◆ THE RECORDS

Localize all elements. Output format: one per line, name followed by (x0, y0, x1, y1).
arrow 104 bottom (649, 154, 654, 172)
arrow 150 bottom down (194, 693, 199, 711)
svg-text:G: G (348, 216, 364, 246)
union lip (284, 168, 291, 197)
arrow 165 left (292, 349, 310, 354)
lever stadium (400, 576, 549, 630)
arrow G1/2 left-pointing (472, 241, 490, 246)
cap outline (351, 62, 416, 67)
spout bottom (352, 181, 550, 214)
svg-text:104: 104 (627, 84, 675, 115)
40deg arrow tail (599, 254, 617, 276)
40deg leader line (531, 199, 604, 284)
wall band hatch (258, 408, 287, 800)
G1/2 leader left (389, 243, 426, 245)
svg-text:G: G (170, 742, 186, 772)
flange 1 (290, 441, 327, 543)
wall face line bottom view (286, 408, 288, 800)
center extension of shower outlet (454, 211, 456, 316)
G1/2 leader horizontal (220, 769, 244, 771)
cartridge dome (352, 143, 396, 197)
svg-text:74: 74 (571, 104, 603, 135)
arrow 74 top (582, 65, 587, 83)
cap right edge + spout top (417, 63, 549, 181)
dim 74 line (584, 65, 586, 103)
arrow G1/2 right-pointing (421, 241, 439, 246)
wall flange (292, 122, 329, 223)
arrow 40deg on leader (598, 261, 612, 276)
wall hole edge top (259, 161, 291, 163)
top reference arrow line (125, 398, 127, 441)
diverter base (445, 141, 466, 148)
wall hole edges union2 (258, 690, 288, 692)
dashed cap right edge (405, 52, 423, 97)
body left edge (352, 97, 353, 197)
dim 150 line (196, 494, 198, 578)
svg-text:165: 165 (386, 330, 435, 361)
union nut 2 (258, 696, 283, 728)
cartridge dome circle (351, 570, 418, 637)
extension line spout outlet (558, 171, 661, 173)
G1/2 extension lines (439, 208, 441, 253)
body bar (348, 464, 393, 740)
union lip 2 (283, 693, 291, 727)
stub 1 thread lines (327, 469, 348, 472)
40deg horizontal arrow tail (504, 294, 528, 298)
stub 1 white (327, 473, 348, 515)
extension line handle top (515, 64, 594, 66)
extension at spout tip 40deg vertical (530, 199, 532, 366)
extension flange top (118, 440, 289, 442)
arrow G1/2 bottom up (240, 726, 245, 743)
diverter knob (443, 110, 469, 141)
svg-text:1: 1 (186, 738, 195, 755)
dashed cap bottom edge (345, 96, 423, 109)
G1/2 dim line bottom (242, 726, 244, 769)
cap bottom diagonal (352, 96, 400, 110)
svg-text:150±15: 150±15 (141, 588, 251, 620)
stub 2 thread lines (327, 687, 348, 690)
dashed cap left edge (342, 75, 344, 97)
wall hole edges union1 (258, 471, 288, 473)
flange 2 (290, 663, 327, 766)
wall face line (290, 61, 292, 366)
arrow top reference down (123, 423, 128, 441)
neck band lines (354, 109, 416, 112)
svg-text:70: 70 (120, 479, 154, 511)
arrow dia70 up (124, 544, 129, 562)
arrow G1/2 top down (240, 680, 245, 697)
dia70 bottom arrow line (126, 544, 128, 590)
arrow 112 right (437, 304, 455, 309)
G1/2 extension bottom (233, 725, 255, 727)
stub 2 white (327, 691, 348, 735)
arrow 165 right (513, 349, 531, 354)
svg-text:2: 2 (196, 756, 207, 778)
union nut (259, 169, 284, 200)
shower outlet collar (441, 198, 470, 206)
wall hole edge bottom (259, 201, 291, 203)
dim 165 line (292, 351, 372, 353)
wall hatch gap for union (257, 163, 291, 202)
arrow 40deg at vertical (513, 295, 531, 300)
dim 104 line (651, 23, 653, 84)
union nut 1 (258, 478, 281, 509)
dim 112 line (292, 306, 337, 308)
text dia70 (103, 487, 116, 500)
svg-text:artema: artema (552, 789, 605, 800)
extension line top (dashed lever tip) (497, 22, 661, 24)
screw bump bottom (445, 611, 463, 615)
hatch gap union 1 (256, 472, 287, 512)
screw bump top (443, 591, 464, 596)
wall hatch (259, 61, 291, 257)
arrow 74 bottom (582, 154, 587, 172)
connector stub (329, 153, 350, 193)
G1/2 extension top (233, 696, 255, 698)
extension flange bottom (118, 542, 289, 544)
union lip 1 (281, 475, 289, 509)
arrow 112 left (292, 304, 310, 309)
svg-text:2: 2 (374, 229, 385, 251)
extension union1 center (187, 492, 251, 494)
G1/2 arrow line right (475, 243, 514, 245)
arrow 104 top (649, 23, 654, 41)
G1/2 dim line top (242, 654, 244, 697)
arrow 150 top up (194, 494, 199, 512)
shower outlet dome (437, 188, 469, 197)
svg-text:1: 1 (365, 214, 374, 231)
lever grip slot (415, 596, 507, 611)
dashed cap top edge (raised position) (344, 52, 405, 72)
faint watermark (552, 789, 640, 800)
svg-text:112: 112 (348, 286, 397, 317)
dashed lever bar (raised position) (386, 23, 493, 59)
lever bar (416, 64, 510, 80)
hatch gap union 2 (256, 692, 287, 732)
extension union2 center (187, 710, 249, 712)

◆ TASK DETAILS
Determine how many lines of the entries above contain the string "pointing". Give only that number.

◆ ANSWER TO THIS TASK
2